Problem details
Pick out each line of the records in which the word "First" appears.

== == ==

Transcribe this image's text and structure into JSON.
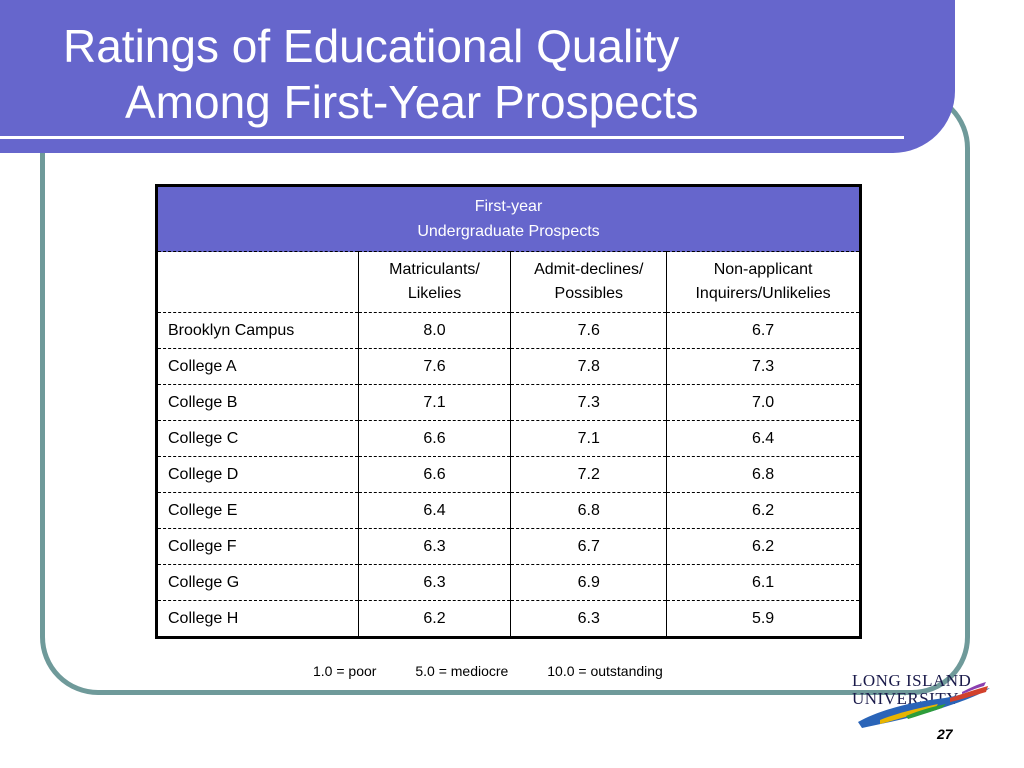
{
  "slide": {
    "title_line1": "Ratings of Educational Quality",
    "title_line2": "Among First-Year Prospects",
    "page_number": "27"
  },
  "table": {
    "group_header_line1": "First-year",
    "group_header_line2": "Undergraduate Prospects",
    "columns": [
      {
        "line1": "Matriculants/",
        "line2": "Likelies"
      },
      {
        "line1": "Admit-declines/",
        "line2": "Possibles"
      },
      {
        "line1": "Non-applicant",
        "line2": "Inquirers/Unlikelies"
      }
    ],
    "rows": [
      {
        "name": "Brooklyn Campus",
        "values": [
          "8.0",
          "7.6",
          "6.7"
        ]
      },
      {
        "name": "College A",
        "values": [
          "7.6",
          "7.8",
          "7.3"
        ]
      },
      {
        "name": "College B",
        "values": [
          "7.1",
          "7.3",
          "7.0"
        ]
      },
      {
        "name": "College C",
        "values": [
          "6.6",
          "7.1",
          "6.4"
        ]
      },
      {
        "name": "College D",
        "values": [
          "6.6",
          "7.2",
          "6.8"
        ]
      },
      {
        "name": "College E",
        "values": [
          "6.4",
          "6.8",
          "6.2"
        ]
      },
      {
        "name": "College F",
        "values": [
          "6.3",
          "6.7",
          "6.2"
        ]
      },
      {
        "name": "College G",
        "values": [
          "6.3",
          "6.9",
          "6.1"
        ]
      },
      {
        "name": "College H",
        "values": [
          "6.2",
          "6.3",
          "5.9"
        ]
      }
    ]
  },
  "scale_note": {
    "poor": "1.0 = poor",
    "mediocre": "5.0 = mediocre",
    "outstanding": "10.0 = outstanding"
  },
  "logo": {
    "line1": "LONG ISLAND",
    "line2": "UNIVERSITY"
  },
  "colors": {
    "accent": "#6666cc",
    "frame": "#6f9a9a"
  }
}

== == ==

Solved exercise
    "title_line2": "Among First-Year Prospects",
    "group_header_line1": "First-year",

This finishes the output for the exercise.